## Your instructions
Produce a word-for-word copy of the listing below without its pictures.

## Recorded information

┌──

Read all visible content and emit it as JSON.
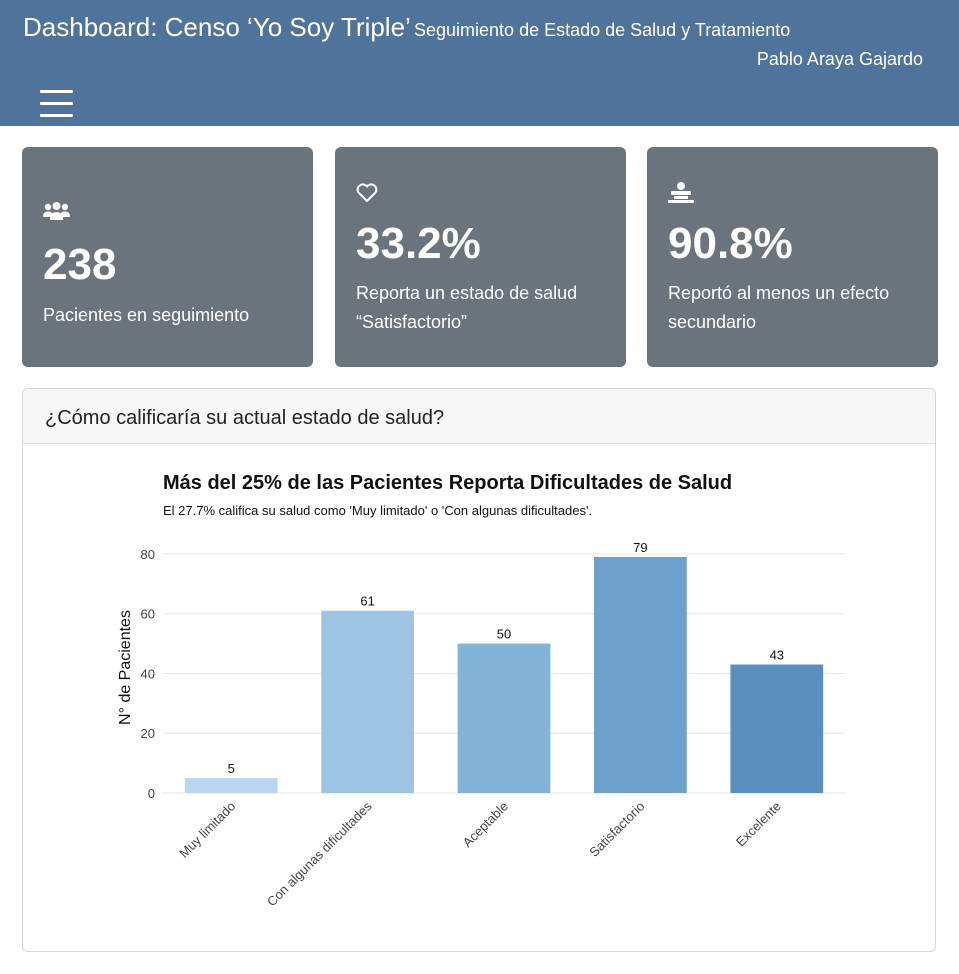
{
  "header": {
    "title": "Dashboard: Censo ‘Yo Soy Triple’",
    "subtitle": "Seguimiento de Estado de Salud y Tratamiento",
    "author": "Pablo Araya Gajardo",
    "menu_icon": "hamburger-menu-icon",
    "background": "#4f739a"
  },
  "value_boxes": [
    {
      "icon": "users-icon",
      "value": "238",
      "label": "Pacientes en seguimiento"
    },
    {
      "icon": "heart-icon",
      "value": "33.2%",
      "label": "Reporta un estado de salud “Satisfactorio”"
    },
    {
      "icon": "patient-bed-icon",
      "value": "90.8%",
      "label": "Reportó al menos un efecto secundario"
    }
  ],
  "card": {
    "header": "¿Cómo calificaría su actual estado de salud?"
  },
  "chart_data": {
    "type": "bar",
    "title": "Más del 25% de las Pacientes Reporta Dificultades de Salud",
    "subtitle": "El 27.7% califica su salud como 'Muy limitado' o 'Con algunas dificultades'.",
    "xlabel": "",
    "ylabel": "N° de Pacientes",
    "categories": [
      "Muy limitado",
      "Con algunas dificultades",
      "Aceptable",
      "Satisfactorio",
      "Excelente"
    ],
    "values": [
      5,
      61,
      50,
      79,
      43
    ],
    "colors": [
      "#b9d6ee",
      "#9dc5e3",
      "#84b3d8",
      "#6da1cb",
      "#5b8fbe"
    ],
    "ylim": [
      0,
      84
    ],
    "yticks": [
      0,
      20,
      40,
      60,
      80
    ],
    "grid": true,
    "legend": "none"
  }
}
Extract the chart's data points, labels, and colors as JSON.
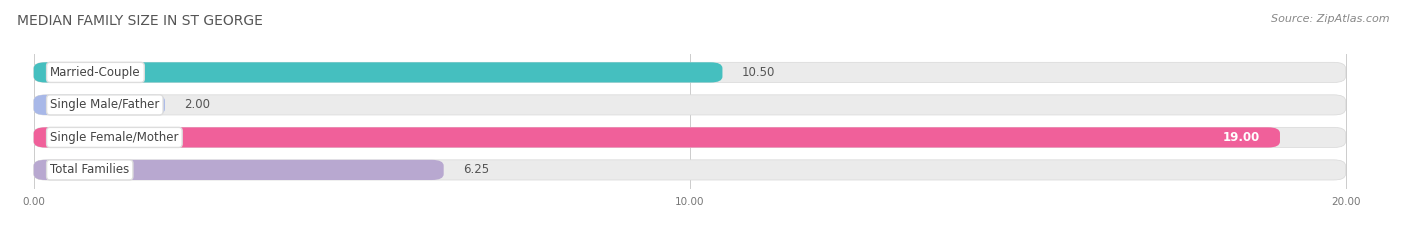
{
  "title": "MEDIAN FAMILY SIZE IN ST GEORGE",
  "source": "Source: ZipAtlas.com",
  "categories": [
    "Married-Couple",
    "Single Male/Father",
    "Single Female/Mother",
    "Total Families"
  ],
  "values": [
    10.5,
    2.0,
    19.0,
    6.25
  ],
  "bar_colors": [
    "#45bfbf",
    "#a8b8e8",
    "#f0609a",
    "#b8a8d0"
  ],
  "bar_bg_color": "#ebebeb",
  "background_color": "#ffffff",
  "xlim_min": 0,
  "xlim_max": 20,
  "xticks": [
    0.0,
    10.0,
    20.0
  ],
  "xtick_labels": [
    "0.00",
    "10.00",
    "20.00"
  ],
  "value_labels": [
    "10.50",
    "2.00",
    "19.00",
    "6.25"
  ],
  "value_inside": [
    false,
    false,
    true,
    false
  ],
  "title_fontsize": 10,
  "source_fontsize": 8,
  "label_fontsize": 8.5,
  "value_fontsize": 8.5,
  "bar_height": 0.62,
  "bar_gap": 0.38
}
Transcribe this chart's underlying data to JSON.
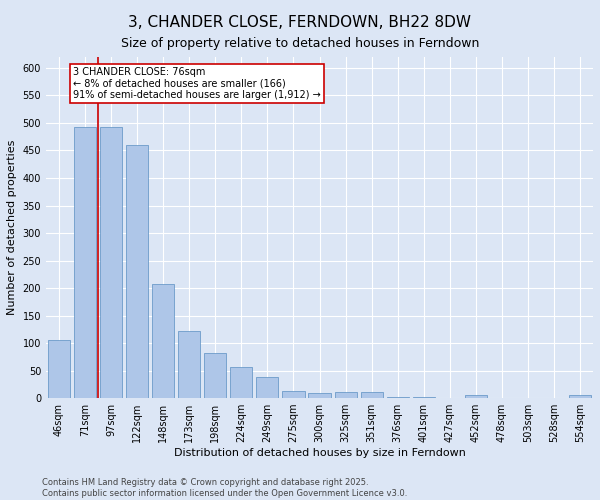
{
  "title": "3, CHANDER CLOSE, FERNDOWN, BH22 8DW",
  "subtitle": "Size of property relative to detached houses in Ferndown",
  "xlabel": "Distribution of detached houses by size in Ferndown",
  "ylabel": "Number of detached properties",
  "categories": [
    "46sqm",
    "71sqm",
    "97sqm",
    "122sqm",
    "148sqm",
    "173sqm",
    "198sqm",
    "224sqm",
    "249sqm",
    "275sqm",
    "300sqm",
    "325sqm",
    "351sqm",
    "376sqm",
    "401sqm",
    "427sqm",
    "452sqm",
    "478sqm",
    "503sqm",
    "528sqm",
    "554sqm"
  ],
  "values": [
    105,
    493,
    493,
    460,
    207,
    122,
    82,
    57,
    38,
    13,
    10,
    11,
    11,
    2,
    2,
    0,
    5,
    0,
    0,
    0,
    5
  ],
  "bar_color": "#aec6e8",
  "bar_edge_color": "#5a8fc2",
  "marker_line_color": "#cc0000",
  "annotation_text": "3 CHANDER CLOSE: 76sqm\n← 8% of detached houses are smaller (166)\n91% of semi-detached houses are larger (1,912) →",
  "annotation_box_color": "#ffffff",
  "annotation_box_edge_color": "#cc0000",
  "ylim": [
    0,
    620
  ],
  "yticks": [
    0,
    50,
    100,
    150,
    200,
    250,
    300,
    350,
    400,
    450,
    500,
    550,
    600
  ],
  "footer_text": "Contains HM Land Registry data © Crown copyright and database right 2025.\nContains public sector information licensed under the Open Government Licence v3.0.",
  "background_color": "#dce6f5",
  "grid_color": "#ffffff",
  "title_fontsize": 11,
  "subtitle_fontsize": 9,
  "axis_label_fontsize": 8,
  "tick_fontsize": 7,
  "annotation_fontsize": 7,
  "footer_fontsize": 6
}
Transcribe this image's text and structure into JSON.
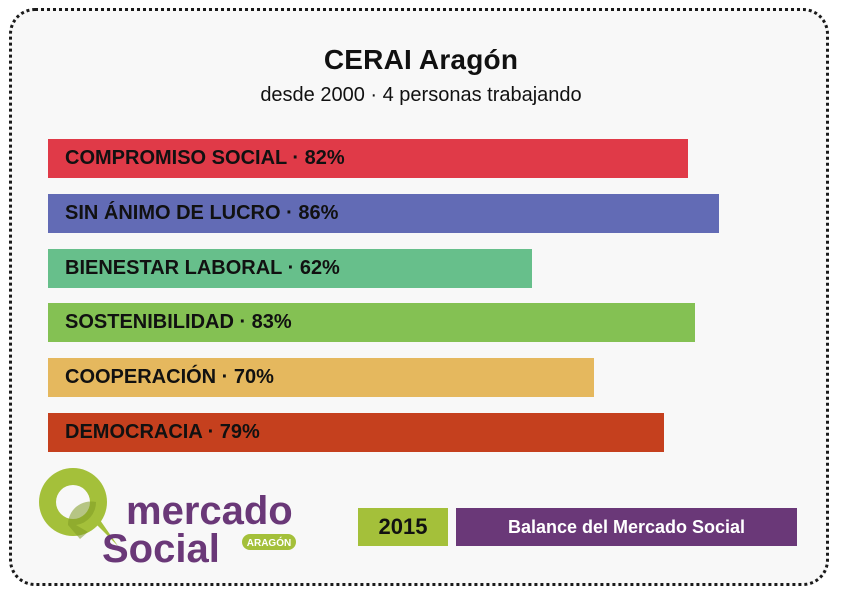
{
  "chart_data": {
    "type": "bar",
    "orientation": "horizontal",
    "title": "CERAI Aragón",
    "subtitle": "desde 2000 · 4 personas trabajando",
    "xlim": [
      0,
      100
    ],
    "categories": [
      "COMPROMISO SOCIAL",
      "SIN ÁNIMO DE LUCRO",
      "BIENESTAR LABORAL",
      "SOSTENIBILIDAD",
      "COOPERACIÓN",
      "DEMOCRACIA"
    ],
    "values": [
      82,
      86,
      62,
      83,
      70,
      79
    ],
    "labels": [
      "COMPROMISO SOCIAL · 82%",
      "SIN ÁNIMO DE LUCRO · 86%",
      "BIENESTAR LABORAL · 62%",
      "SOSTENIBILIDAD · 83%",
      "COOPERACIÓN · 70%",
      "DEMOCRACIA · 79%"
    ],
    "colors": [
      "#e03a48",
      "#626bb5",
      "#67bf8b",
      "#84c153",
      "#e5b85e",
      "#c5401e"
    ]
  },
  "footer": {
    "logo_word1": "mercado",
    "logo_word2": "Social",
    "logo_region": "ARAGÓN",
    "year": "2015",
    "balance_label": "Balance del Mercado Social"
  },
  "colors": {
    "logo_green": "#a4c03a",
    "logo_purple": "#6a3878"
  }
}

└──

## Result of this task
Read all visible content and emit it as JSON.
{
  "header": {
    "title": "Dashboard: Censo ‘Yo Soy Triple’",
    "subtitle": "Seguimiento de Estado de Salud y Tratamiento",
    "author": "Pablo Araya Gajardo",
    "menu_icon": "hamburger-menu-icon",
    "background": "#4f739a"
  },
  "value_boxes": [
    {
      "icon": "users-icon",
      "value": "238",
      "label": "Pacientes en seguimiento"
    },
    {
      "icon": "heart-icon",
      "value": "33.2%",
      "label": "Reporta un estado de salud “Satisfactorio”"
    },
    {
      "icon": "patient-bed-icon",
      "value": "90.8%",
      "label": "Reportó al menos un efecto secundario"
    }
  ],
  "card": {
    "header": "¿Cómo calificaría su actual estado de salud?"
  },
  "chart_data": {
    "type": "bar",
    "title": "Más del 25% de las Pacientes Reporta Dificultades de Salud",
    "subtitle": "El 27.7% califica su salud como 'Muy limitado' o 'Con algunas dificultades'.",
    "xlabel": "",
    "ylabel": "N° de Pacientes",
    "categories": [
      "Muy limitado",
      "Con algunas dificultades",
      "Aceptable",
      "Satisfactorio",
      "Excelente"
    ],
    "values": [
      5,
      61,
      50,
      79,
      43
    ],
    "colors": [
      "#b9d6ee",
      "#9dc5e3",
      "#84b3d8",
      "#6da1cb",
      "#5b8fbe"
    ],
    "ylim": [
      0,
      84
    ],
    "yticks": [
      0,
      20,
      40,
      60,
      80
    ],
    "grid": true,
    "legend": "none"
  }
}
Extract the chart's data points, labels, and colors as JSON.
{
  "title": "MEDIAN FAMILY SIZE IN ST GEORGE",
  "source": "Source: ZipAtlas.com",
  "categories": [
    "Married-Couple",
    "Single Male/Father",
    "Single Female/Mother",
    "Total Families"
  ],
  "values": [
    10.5,
    2.0,
    19.0,
    6.25
  ],
  "bar_colors": [
    "#45bfbf",
    "#a8b8e8",
    "#f0609a",
    "#b8a8d0"
  ],
  "bar_bg_color": "#ebebeb",
  "background_color": "#ffffff",
  "xlim_min": 0,
  "xlim_max": 20,
  "xticks": [
    0.0,
    10.0,
    20.0
  ],
  "xtick_labels": [
    "0.00",
    "10.00",
    "20.00"
  ],
  "value_labels": [
    "10.50",
    "2.00",
    "19.00",
    "6.25"
  ],
  "value_inside": [
    false,
    false,
    true,
    false
  ],
  "title_fontsize": 10,
  "source_fontsize": 8,
  "label_fontsize": 8.5,
  "value_fontsize": 8.5,
  "bar_height": 0.62,
  "bar_gap": 0.38
}
Transcribe this chart's underlying data to JSON.
{
  "title": "3, CHANDER CLOSE, FERNDOWN, BH22 8DW",
  "subtitle": "Size of property relative to detached houses in Ferndown",
  "xlabel": "Distribution of detached houses by size in Ferndown",
  "ylabel": "Number of detached properties",
  "categories": [
    "46sqm",
    "71sqm",
    "97sqm",
    "122sqm",
    "148sqm",
    "173sqm",
    "198sqm",
    "224sqm",
    "249sqm",
    "275sqm",
    "300sqm",
    "325sqm",
    "351sqm",
    "376sqm",
    "401sqm",
    "427sqm",
    "452sqm",
    "478sqm",
    "503sqm",
    "528sqm",
    "554sqm"
  ],
  "values": [
    105,
    493,
    493,
    460,
    207,
    122,
    82,
    57,
    38,
    13,
    10,
    11,
    11,
    2,
    2,
    0,
    5,
    0,
    0,
    0,
    5
  ],
  "bar_color": "#aec6e8",
  "bar_edge_color": "#5a8fc2",
  "marker_line_color": "#cc0000",
  "annotation_text": "3 CHANDER CLOSE: 76sqm\n← 8% of detached houses are smaller (166)\n91% of semi-detached houses are larger (1,912) →",
  "annotation_box_color": "#ffffff",
  "annotation_box_edge_color": "#cc0000",
  "ylim": [
    0,
    620
  ],
  "yticks": [
    0,
    50,
    100,
    150,
    200,
    250,
    300,
    350,
    400,
    450,
    500,
    550,
    600
  ],
  "footer_text": "Contains HM Land Registry data © Crown copyright and database right 2025.\nContains public sector information licensed under the Open Government Licence v3.0.",
  "background_color": "#dce6f5",
  "grid_color": "#ffffff",
  "title_fontsize": 11,
  "subtitle_fontsize": 9,
  "axis_label_fontsize": 8,
  "tick_fontsize": 7,
  "annotation_fontsize": 7,
  "footer_fontsize": 6
}
Transcribe this image's text and structure into JSON.
{
  "chart_data": {
    "type": "bar",
    "orientation": "horizontal",
    "title": "CERAI Aragón",
    "subtitle": "desde 2000 · 4 personas trabajando",
    "xlim": [
      0,
      100
    ],
    "categories": [
      "COMPROMISO SOCIAL",
      "SIN ÁNIMO DE LUCRO",
      "BIENESTAR LABORAL",
      "SOSTENIBILIDAD",
      "COOPERACIÓN",
      "DEMOCRACIA"
    ],
    "values": [
      82,
      86,
      62,
      83,
      70,
      79
    ],
    "labels": [
      "COMPROMISO SOCIAL · 82%",
      "SIN ÁNIMO DE LUCRO · 86%",
      "BIENESTAR LABORAL · 62%",
      "SOSTENIBILIDAD · 83%",
      "COOPERACIÓN · 70%",
      "DEMOCRACIA · 79%"
    ],
    "colors": [
      "#e03a48",
      "#626bb5",
      "#67bf8b",
      "#84c153",
      "#e5b85e",
      "#c5401e"
    ]
  },
  "footer": {
    "logo_word1": "mercado",
    "logo_word2": "Social",
    "logo_region": "ARAGÓN",
    "year": "2015",
    "balance_label": "Balance del Mercado Social"
  },
  "colors": {
    "logo_green": "#a4c03a",
    "logo_purple": "#6a3878"
  }
}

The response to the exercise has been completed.